Search the entries below. Return every line that has "Thus" in it.

[EXERCISE MATERIALS]

■ ■ ■ ■ ■

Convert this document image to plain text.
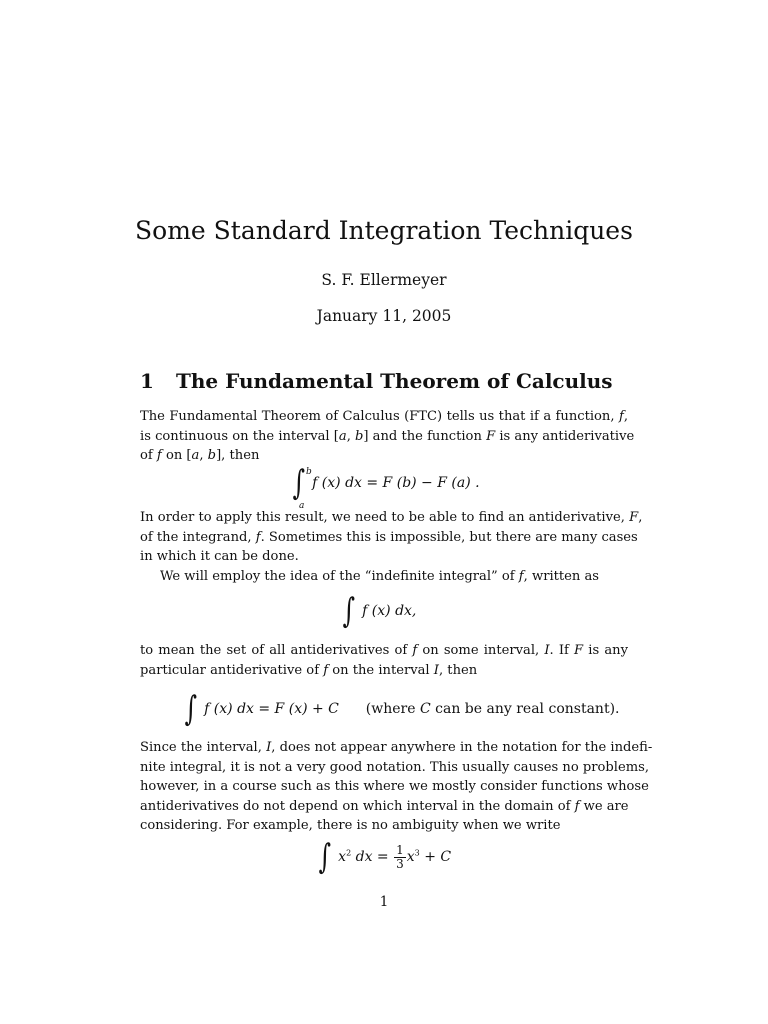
Some Standard Integration Techniques
S. F. Ellermeyer
January 11, 2005
1 The Fundamental Theorem of Calculus
The Fundamental Theorem of Calculus (FTC) tells us that if a function, f,
is continuous on the interval [a, b] and the function F is any antiderivative
of f on [a, b], then
∫ b
a
f (x) dx = F (b) − F (a) .
In order to apply this result, we need to be able to find an antiderivative, F,
of the integrand, f. Sometimes this is impossible, but there are many cases
in which it can be done.
We will employ the idea of the “indefinite integral” of f, written as
∫ f (x) dx,
to mean the set of all antiderivatives of f on some interval, I. If F is any
particular antiderivative of f on the interval I, then
∫ f (x) dx = F (x) + C (where C can be any real constant).
Since the interval, I, does not appear anywhere in the notation for the indefi-
nite integral, it is not a very good notation. This usually causes no problems,
however, in a course such as this where we mostly consider functions whose
antiderivatives do not depend on which interval in the domain of f we are
considering. For example, there is no ambiguity when we write
∫ $x^2$ dx = $\frac{1}{3} x^3 + C$
1
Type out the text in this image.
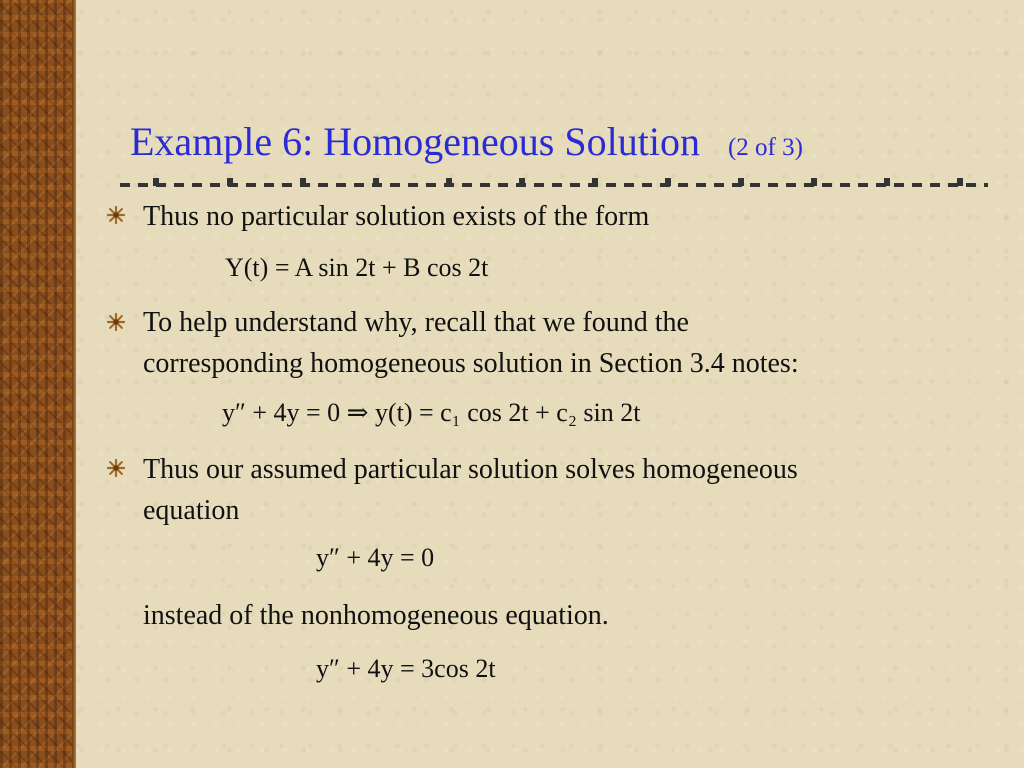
Example 6: Homogeneous Solution (2 of 3)

Thus no particular solution exists of the form

Y(t) = A sin 2t + B cos 2t

To help understand why, recall that we found the

corresponding homogeneous solution in Section 3.4 notes:

y″ + 4y = 0 ⇒ y(t) = c₁ cos 2t + c₂ sin 2t

Thus our assumed particular solution solves homogeneous

equation

y″ + 4y = 0

instead of the nonhomogeneous equation.

y″ + 4y = 3cos 2t
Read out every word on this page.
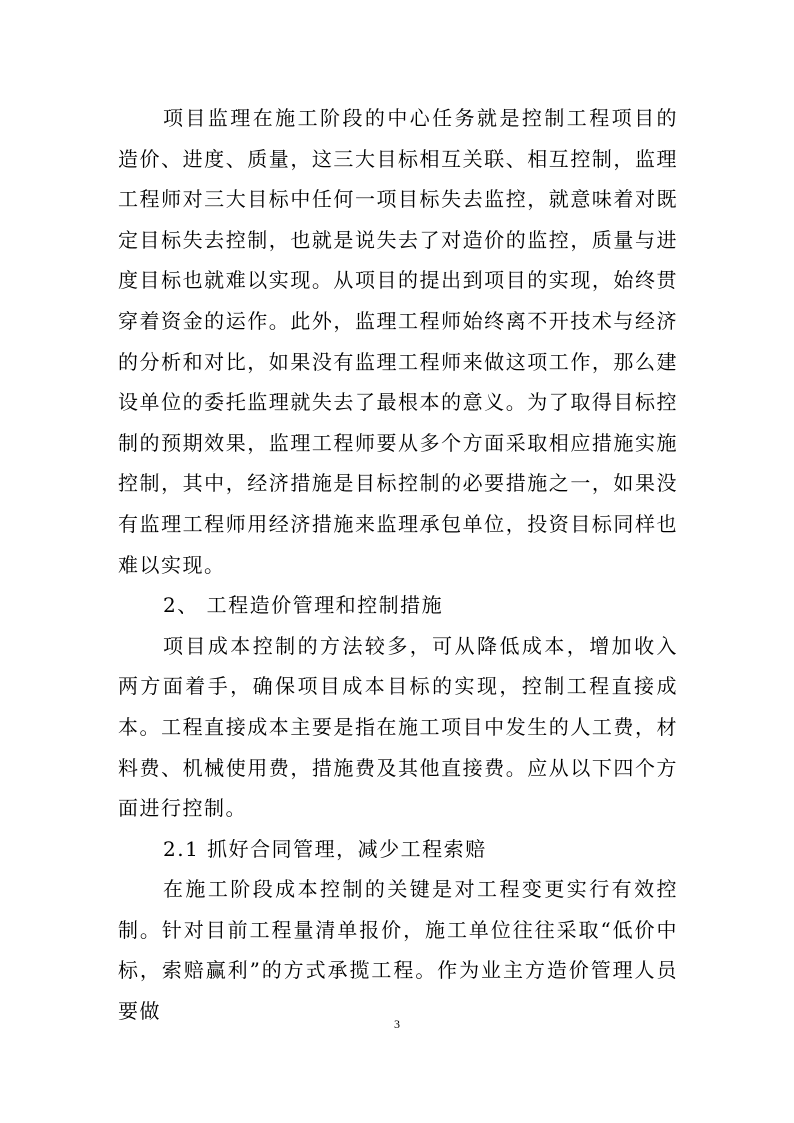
项目监理在施工阶段的中心任务就是控制工程项目的造价、进度、质量，这三大目标相互关联、相互控制，监理工程师对三大目标中任何一项目标失去监控，就意味着对既定目标失去控制，也就是说失去了对造价的监控，质量与进度目标也就难以实现。从项目的提出到项目的实现，始终贯穿着资金的运作。此外，监理工程师始终离不开技术与经济的分析和对比，如果没有监理工程师来做这项工作，那么建设单位的委托监理就失去了最根本的意义。为了取得目标控制的预期效果，监理工程师要从多个方面采取相应措施实施控制，其中，经济措施是目标控制的必要措施之一，如果没有监理工程师用经济措施来监理承包单位，投资目标同样也难以实现。

2、 工程造价管理和控制措施

项目成本控制的方法较多，可从降低成本，增加收入两方面着手，确保项目成本目标的实现，控制工程直接成本。工程直接成本主要是指在施工项目中发生的人工费，材料费、机械使用费，措施费及其他直接费。应从以下四个方面进行控制。

2.1 抓好合同管理，减少工程索赔

在施工阶段成本控制的关键是对工程变更实行有效控制。针对目前工程量清单报价，施工单位往往采取“低价中标，索赔赢利”的方式承揽工程。作为业主方造价管理人员要做

3
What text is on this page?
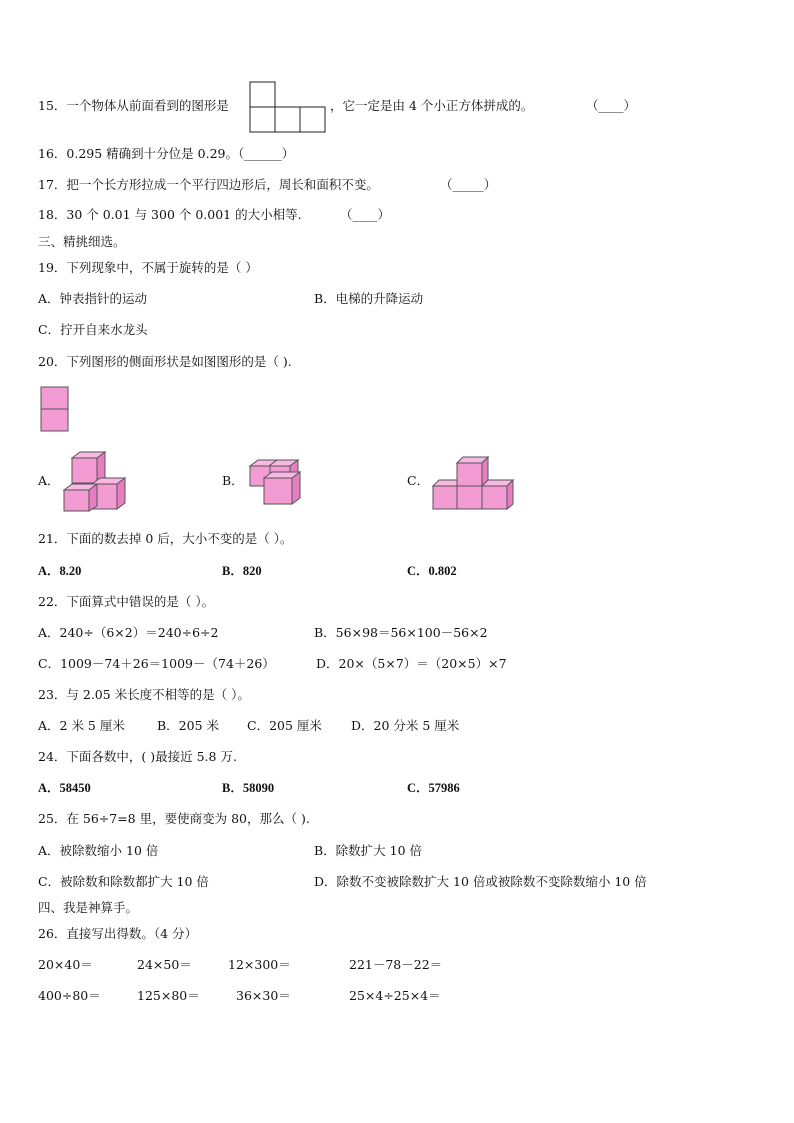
15．一个物体从前面看到的图形是	，它一定是由 4 个小正方体拼成的。	（____）
16．0.295 精确到十分位是 0.29。（______）
17．把一个长方形拉成一个平行四边形后，周长和面积不变。	（_____）
18．30 个 0.01 与 300 个 0.001 的大小相等.	（____）
三、精挑细选。
19．下列现象中，不属于旋转的是（ ）
A．钟表指针的运动	B．电梯的升降运动
C．拧开自来水龙头
20．下列图形的侧面形状是如图图形的是（ ).
A．	B．	C．
21．下面的数去掉 0 后，大小不变的是（ ）。
A．8.20	B．820	C．0.802
22．下面算式中错误的是（ ）。
A．240÷（6×2）＝240÷6÷2	B．56×98＝56×100－56×2
C．1009－74＋26＝1009－（74＋26）	D．20×（5×7）＝（20×5）×7
23．与 2.05 米长度不相等的是（ ）。
A．2 米 5 厘米	B．205 米 C．205 厘米 D．20 分米 5 厘米
24．下面各数中，( )最接近 5.8 万.
A．58450	B．58090	C．57986
25．在 56÷7=8 里，要使商变为 80，那么（ ).
A．被除数缩小 10 倍	B．除数扩大 10 倍
C．被除数和除数都扩大 10 倍	D．除数不变被除数扩大 10 倍或被除数不变除数缩小 10 倍
四、我是神算手。
26．直接写出得数。（4 分）
20×40＝	24×50＝	12×300＝	221－78－22＝
400÷80＝	125×80＝	36×30＝	25×4÷25×4＝
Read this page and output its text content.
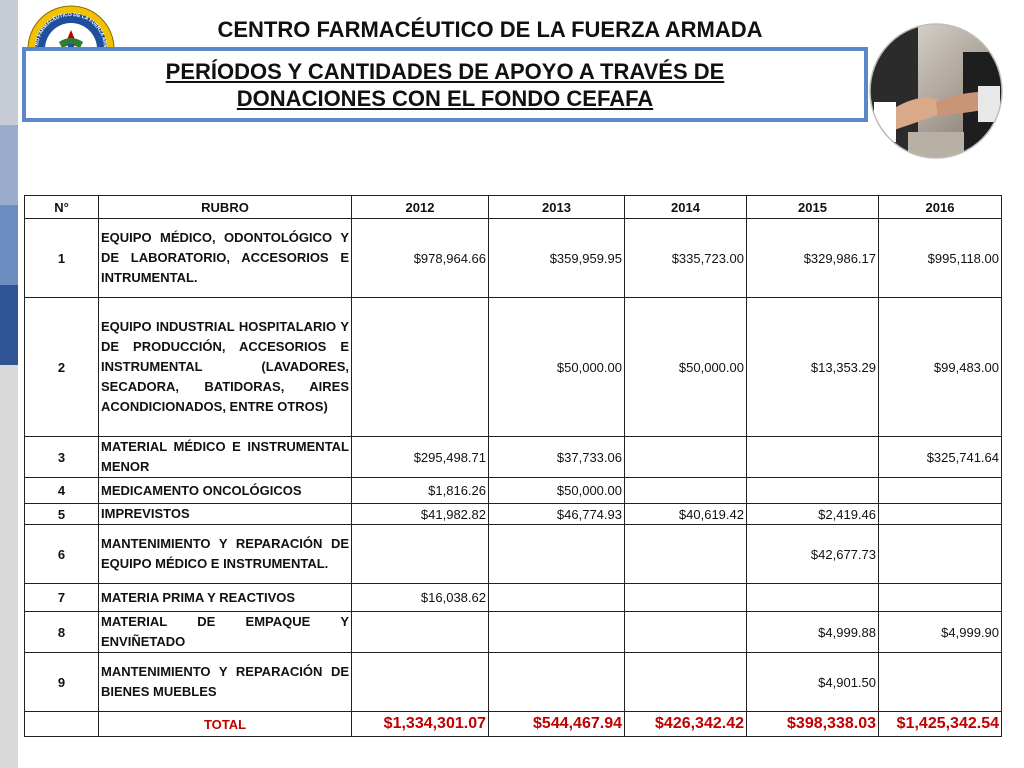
RO FARMACÉUTICO DE LA FUERZA AR
CENTRO FARMACÉUTICO DE LA FUERZA ARMADA
PERÍODOS Y CANTIDADES DE APOYO A TRAVÉS DE
DONACIONES CON EL FONDO CEFAFA
N°	RUBRO	2012	2013	2014	2015	2016
1	EQUIPO MÉDICO, ODONTOLÓGICO Y DE LABORATORIO, ACCESORIOS E INTRUMENTAL.	$978,964.66	$359,959.95	$335,723.00	$329,986.17	$995,118.00
2	EQUIPO INDUSTRIAL HOSPITALARIO Y DE PRODUCCIÓN, ACCESORIOS E INSTRUMENTAL (LAVADORES, SECADORA, BATIDORAS, AIRES ACONDICIONADOS, ENTRE OTROS)		$50,000.00	$50,000.00	$13,353.29	$99,483.00
3	MATERIAL MÉDICO E INSTRUMENTAL MENOR	$295,498.71	$37,733.06			$325,741.64
4	MEDICAMENTO ONCOLÓGICOS	$1,816.26	$50,000.00			
5	IMPREVISTOS	$41,982.82	$46,774.93	$40,619.42	$2,419.46	
6	MANTENIMIENTO Y REPARACIÓN DE EQUIPO MÉDICO E INSTRUMENTAL.				$42,677.73	
7	MATERIA PRIMA Y REACTIVOS	$16,038.62				
8	MATERIAL DE EMPAQUE Y ENVIÑETADO				$4,999.88	$4,999.90
9	MANTENIMIENTO Y REPARACIÓN DE BIENES MUEBLES				$4,901.50	
	TOTAL	$1,334,301.07	$544,467.94	$426,342.42	$398,338.03	$1,425,342.54
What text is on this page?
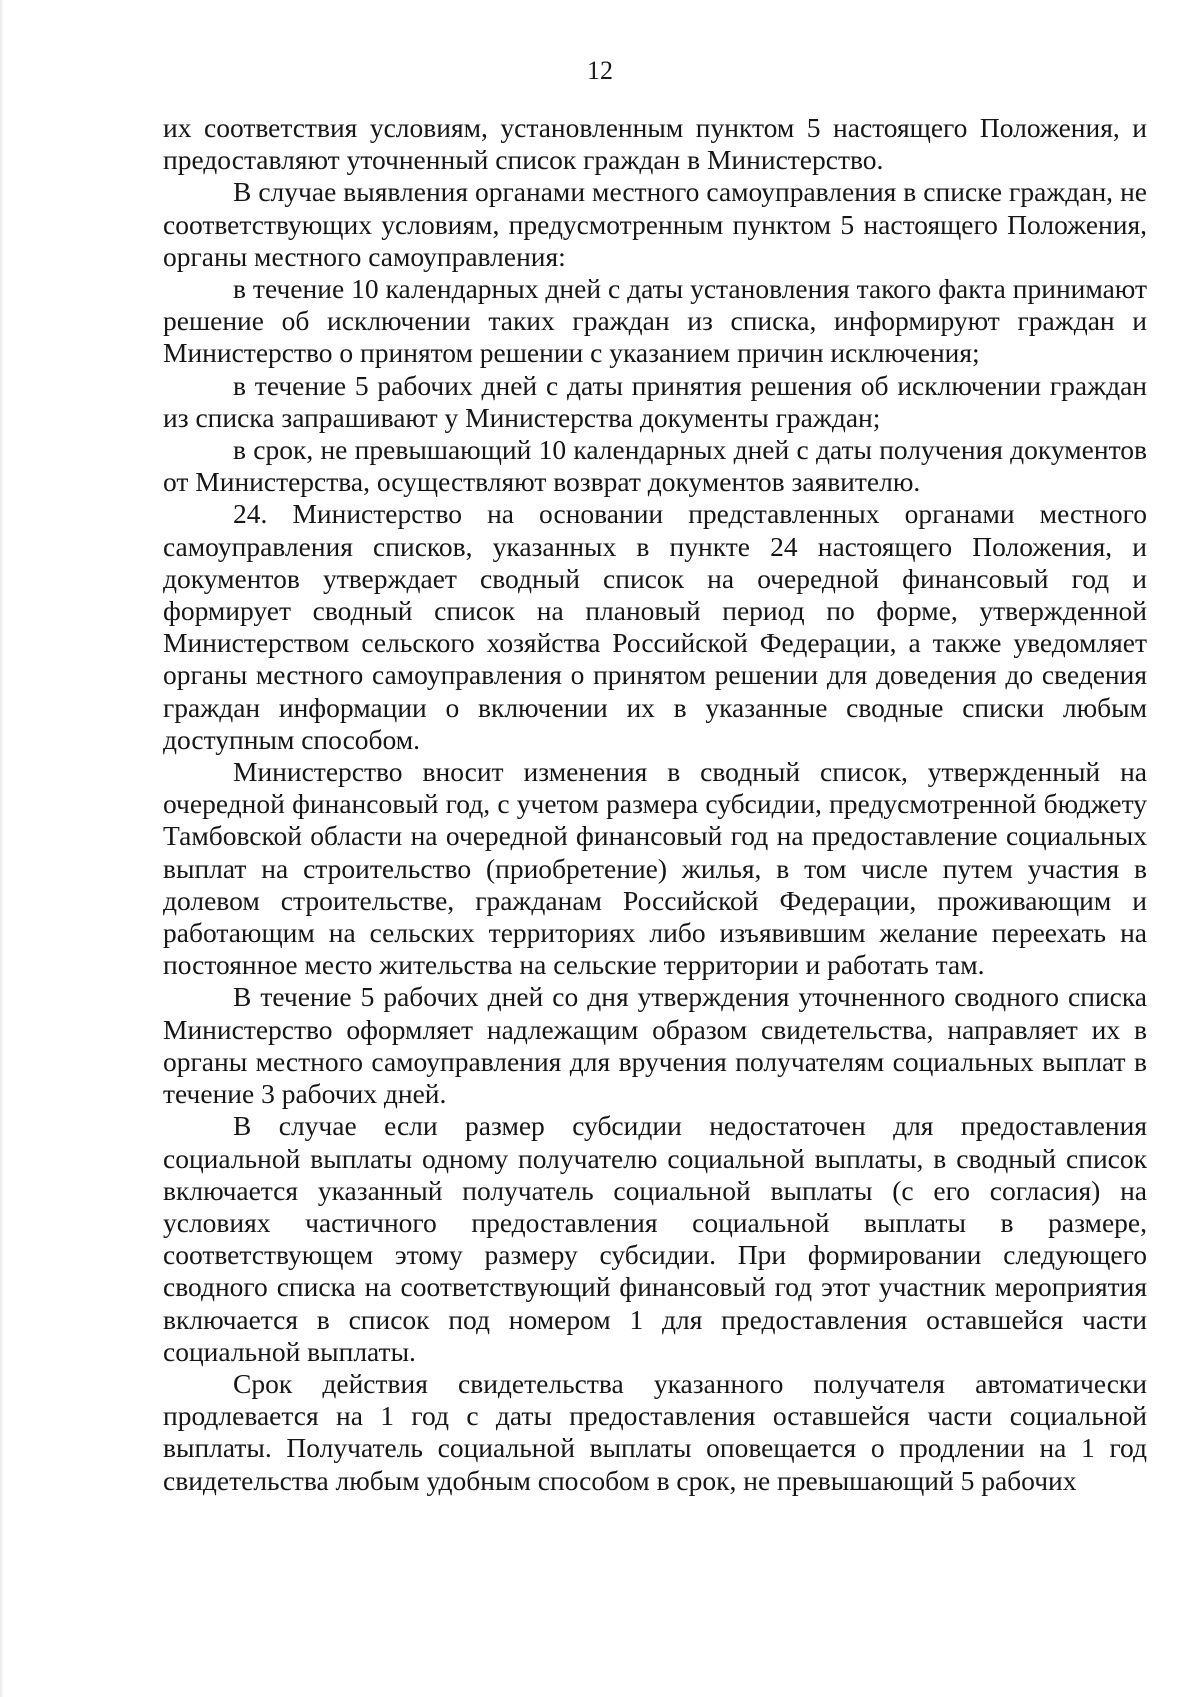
12

их соответствия условиям, установленным пунктом 5 настоящего Положения, и предоставляют уточненный список граждан в Министерство.

В случае выявления органами местного самоуправления в списке граждан, не соответствующих условиям, предусмотренным пунктом 5 настоящего Положения, органы местного самоуправления:

в течение 10 календарных дней с даты установления такого факта принимают решение об исключении таких граждан из списка, информируют граждан и Министерство о принятом решении с указанием причин исключения;

в течение 5 рабочих дней с даты принятия решения об исключении граждан из списка запрашивают у Министерства документы граждан;

в срок, не превышающий 10 календарных дней с даты получения документов от Министерства, осуществляют возврат документов заявителю.

24. Министерство на основании представленных органами местного самоуправления списков, указанных в пункте 24 настоящего Положения, и документов утверждает сводный список на очередной финансовый год и формирует сводный список на плановый период по форме, утвержденной Министерством сельского хозяйства Российской Федерации, а также уведомляет органы местного самоуправления о принятом решении для доведения до сведения граждан информации о включении их в указанные сводные списки любым доступным способом.

Министерство вносит изменения в сводный список, утвержденный на очередной финансовый год, с учетом размера субсидии, предусмотренной бюджету Тамбовской области на очередной финансовый год на предоставление социальных выплат на строительство (приобретение) жилья, в том числе путем участия в долевом строительстве, гражданам Российской Федерации, проживающим и работающим на сельских территориях либо изъявившим желание переехать на постоянное место жительства на сельские территории и работать там.

В течение 5 рабочих дней со дня утверждения уточненного сводного списка Министерство оформляет надлежащим образом свидетельства, направляет их в органы местного самоуправления для вручения получателям социальных выплат в течение 3 рабочих дней.

В случае если размер субсидии недостаточен для предоставления социальной выплаты одному получателю социальной выплаты, в сводный список включается указанный получатель социальной выплаты (с его согласия) на условиях частичного предоставления социальной выплаты в размере, соответствующем этому размеру субсидии. При формировании следующего сводного списка на соответствующий финансовый год этот участник мероприятия включается в список под номером 1 для предоставления оставшейся части социальной выплаты.

Срок действия свидетельства указанного получателя автоматически продлевается на 1 год с даты предоставления оставшейся части социальной выплаты. Получатель социальной выплаты оповещается о продлении на 1 год свидетельства любым удобным способом в срок, не превышающий 5 рабочих
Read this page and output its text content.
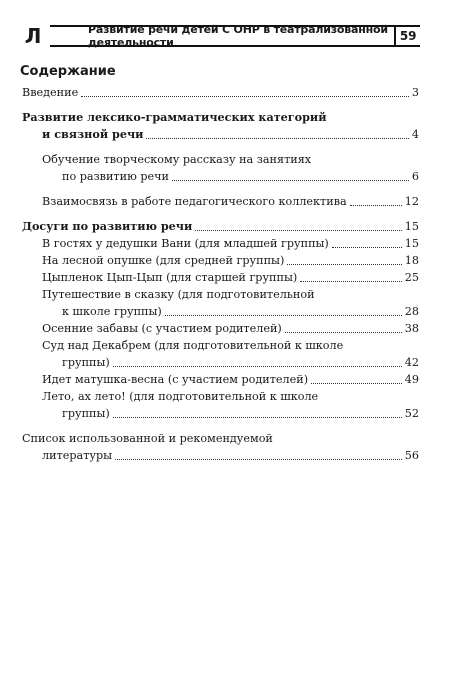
Л	Развитие речи детей С ОНР в театрализованной деятельности	59
Содержание
Введение	3
Развитие лексико-грамматических категорий
и связной речи	4
Обучение творческому рассказу на занятиях
по развитию речи	6
Взаимосвязь в работе педагогического коллектива	12
Досуги по развитию речи	15
В гостях у дедушки Вани (для младшей группы)	15
На лесной опушке (для средней группы)	18
Цыпленок Цып-Цып (для старшей группы)	25
Путешествие в сказку (для подготовительной
к школе группы)	28
Осенние забавы (с участием родителей)	38
Суд над Декабрем (для подготовительной к школе
группы)	42
Идет матушка-весна (с участием родителей)	49
Лето, ах лето! (для подготовительной к школе
группы)	52
Список использованной и рекомендуемой
литературы	56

■ ■ ■ ■ ■

[CORRECT RESPONSE]
Thus no particular solution exists of the form
Thus our assumed particular solution solves homogeneous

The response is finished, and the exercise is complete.